OBJECTIVE:
Return every line of the records below verbatim, leaving out the pictures.
***
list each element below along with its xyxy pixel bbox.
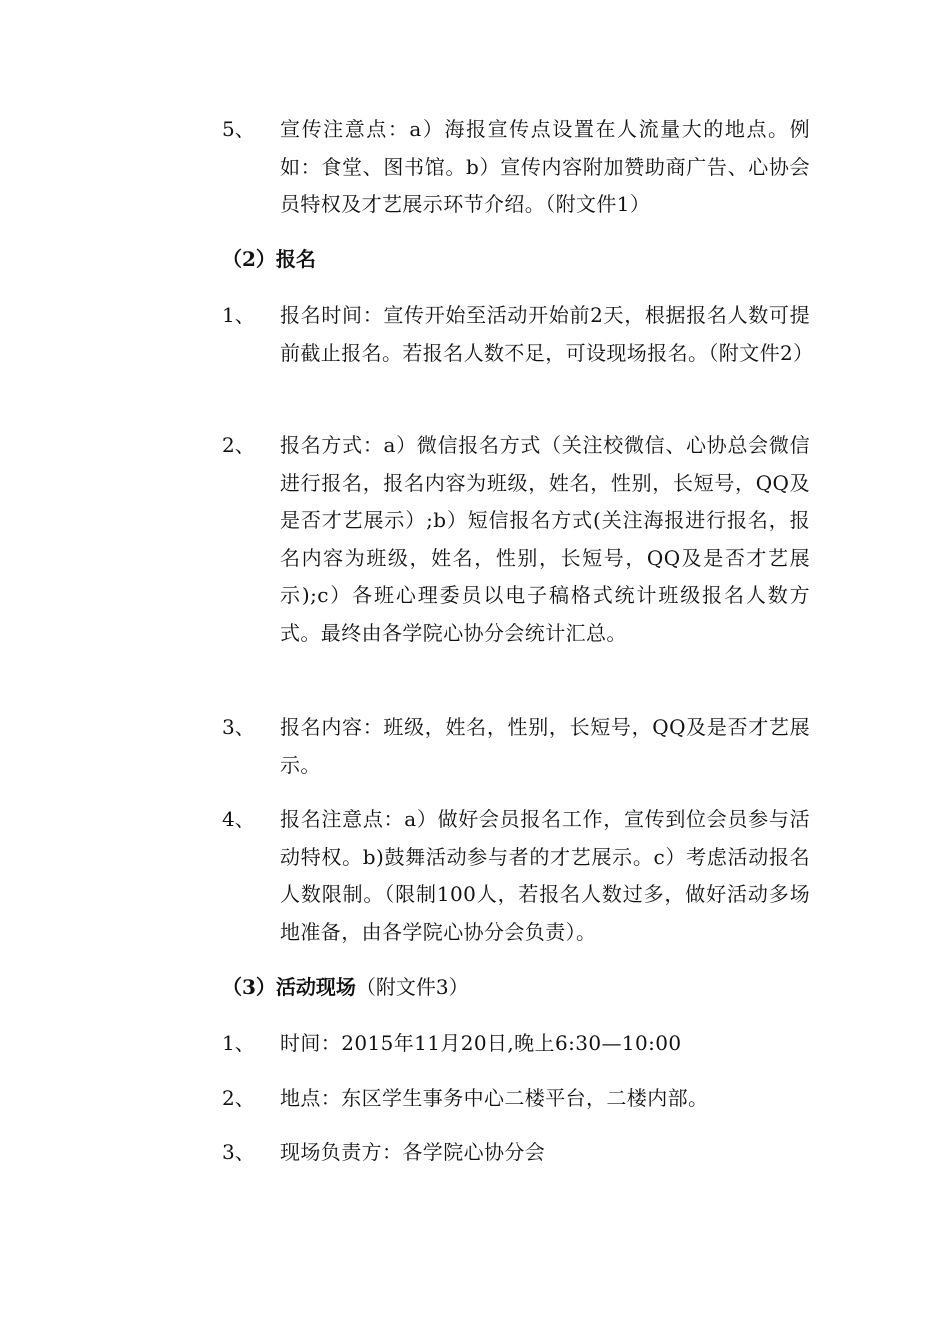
signup-item-4 — [222, 801, 812, 951]
item-text: 时间：2015年11月20日,晚上6:30—10:00 — [280, 1031, 682, 1055]
item-number: 1、 — [222, 303, 255, 327]
venue-heading-text: （3）活动现场 — [222, 975, 356, 999]
venue-item-1 — [222, 1025, 812, 1063]
item-number: 5、 — [222, 117, 255, 141]
publicity-item-5 — [222, 111, 812, 224]
item-text: 报名内容：班级，姓名，性别，长短号，QQ及是否才艺展示。 — [280, 715, 810, 777]
venue-item-2 — [222, 1080, 812, 1118]
signup-item-1 — [222, 297, 812, 372]
signup-item-2 — [222, 427, 812, 652]
item-number: 3、 — [222, 715, 255, 739]
item-text: 地点：东区学生事务中心二楼平台，二楼内部。 — [280, 1086, 709, 1110]
signup-heading — [222, 241, 812, 279]
item-number: 1、 — [222, 1031, 255, 1055]
item-number: 2、 — [222, 433, 255, 457]
item-text: 现场负责方：各学院心协分会 — [280, 1140, 546, 1164]
item-number: 3、 — [222, 1140, 255, 1164]
item-text: 报名时间：宣传开始至活动开始前2天，根据报名人数可提前截止报名。若报名人数不足，可设现场报名。（附文件2） — [280, 303, 814, 365]
item-text: 报名方式：a）微信报名方式（关注校微信、心协总会微信进行报名，报名内容为班级，姓名，性别，长短号，QQ及是否才艺展示）;b）短信报名方式(关注海报进行报名，报名内容为班级，姓名，性别，长短号，QQ及是否才艺展示);c）各班心理委员以电子稿格式统计班级报名人数方式。最终由各学院心协分会统计汇总。 — [280, 433, 810, 645]
item-number: 2、 — [222, 1086, 255, 1110]
venue-heading-note: （附文件3） — [355, 975, 469, 999]
venue-item-3 — [222, 1134, 812, 1172]
signup-item-3 — [222, 709, 812, 784]
signup-heading-text: （2）报名 — [222, 247, 316, 271]
item-text: 报名注意点：a）做好会员报名工作，宣传到位会员参与活动特权。b)鼓舞活动参与者的才艺展示。c）考虑活动报名人数限制。（限制100人，若报名人数过多，做好活动多场地准备，由各学院心协分会负责）。 — [280, 807, 810, 944]
item-text: 宣传注意点：a）海报宣传点设置在人流量大的地点。例如：食堂、图书馆。b）宣传内容附加赞助商广告、心协会员特权及才艺展示环节介绍。（附文件1） — [280, 117, 810, 216]
item-number: 4、 — [222, 807, 255, 831]
venue-heading — [222, 969, 812, 1007]
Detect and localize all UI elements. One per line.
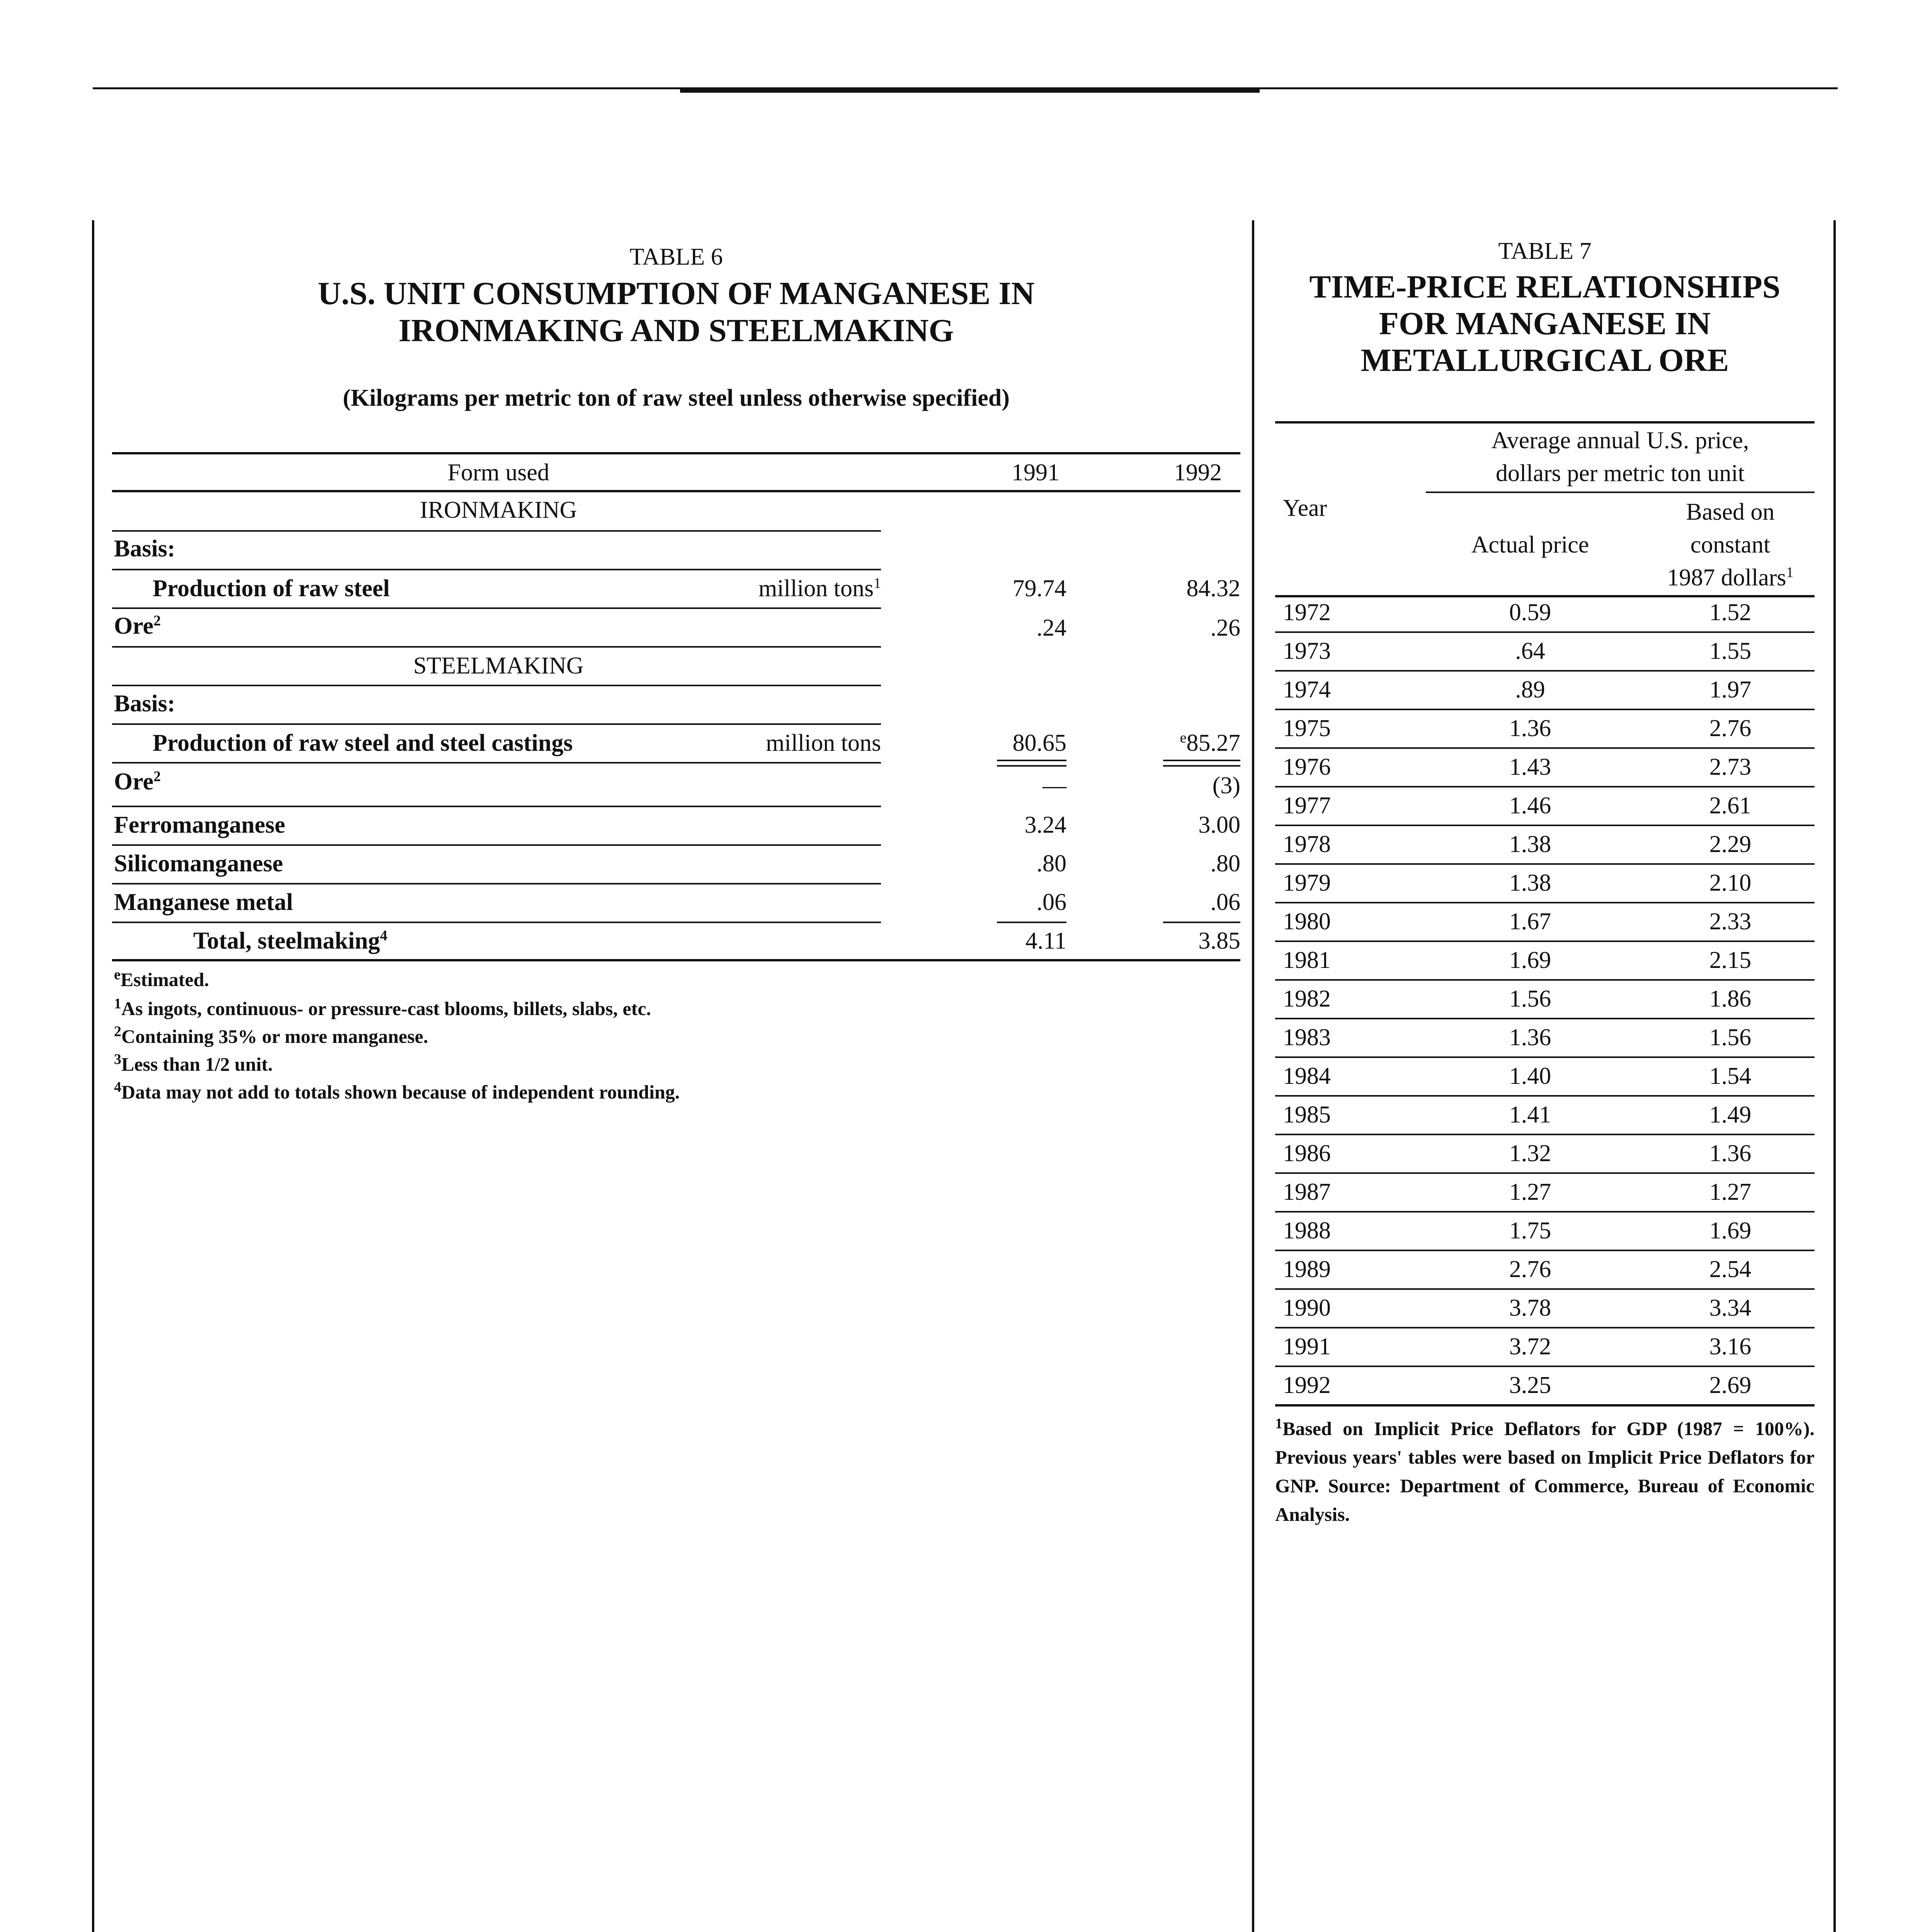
***
SOLUTION BELOW:
list each element below along with its xyxy pixel bbox.
signup-item-4 — [222, 801, 812, 951]
item-text: 时间：2015年11月20日,晚上6:30—10:00 — [280, 1031, 682, 1055]
item-number: 1、 — [222, 303, 255, 327]
venue-heading-text: （3）活动现场 — [222, 975, 356, 999]
venue-item-1 — [222, 1025, 812, 1063]
item-number: 5、 — [222, 117, 255, 141]
publicity-item-5 — [222, 111, 812, 224]
item-text: 报名内容：班级，姓名，性别，长短号，QQ及是否才艺展示。 — [280, 715, 810, 777]
venue-item-2 — [222, 1080, 812, 1118]
signup-item-1 — [222, 297, 812, 372]
signup-item-2 — [222, 427, 812, 652]
item-number: 3、 — [222, 715, 255, 739]
item-text: 地点：东区学生事务中心二楼平台，二楼内部。 — [280, 1086, 709, 1110]
signup-heading — [222, 241, 812, 279]
item-number: 1、 — [222, 1031, 255, 1055]
item-number: 2、 — [222, 433, 255, 457]
item-text: 现场负责方：各学院心协分会 — [280, 1140, 546, 1164]
item-number: 3、 — [222, 1140, 255, 1164]
item-text: 报名时间：宣传开始至活动开始前2天，根据报名人数可提前截止报名。若报名人数不足，可设现场报名。（附文件2） — [280, 303, 814, 365]
item-text: 报名方式：a）微信报名方式（关注校微信、心协总会微信进行报名，报名内容为班级，姓名，性别，长短号，QQ及是否才艺展示）;b）短信报名方式(关注海报进行报名，报名内容为班级，姓名，性别，长短号，QQ及是否才艺展示);c）各班心理委员以电子稿格式统计班级报名人数方式。最终由各学院心协分会统计汇总。 — [280, 433, 810, 645]
item-number: 2、 — [222, 1086, 255, 1110]
venue-heading-note: （附文件3） — [355, 975, 469, 999]
venue-item-3 — [222, 1134, 812, 1172]
signup-item-3 — [222, 709, 812, 784]
signup-heading-text: （2）报名 — [222, 247, 316, 271]
item-text: 报名注意点：a）做好会员报名工作，宣传到位会员参与活动特权。b)鼓舞活动参与者的才艺展示。c）考虑活动报名人数限制。（限制100人，若报名人数过多，做好活动多场地准备，由各学院心协分会负责）。 — [280, 807, 810, 944]
item-text: 宣传注意点：a）海报宣传点设置在人流量大的地点。例如：食堂、图书馆。b）宣传内容附加赞助商广告、心协会员特权及才艺展示环节介绍。（附文件1） — [280, 117, 810, 216]
item-number: 4、 — [222, 807, 255, 831]
venue-heading — [222, 969, 812, 1007]
Detect and localize all UI elements. One per line.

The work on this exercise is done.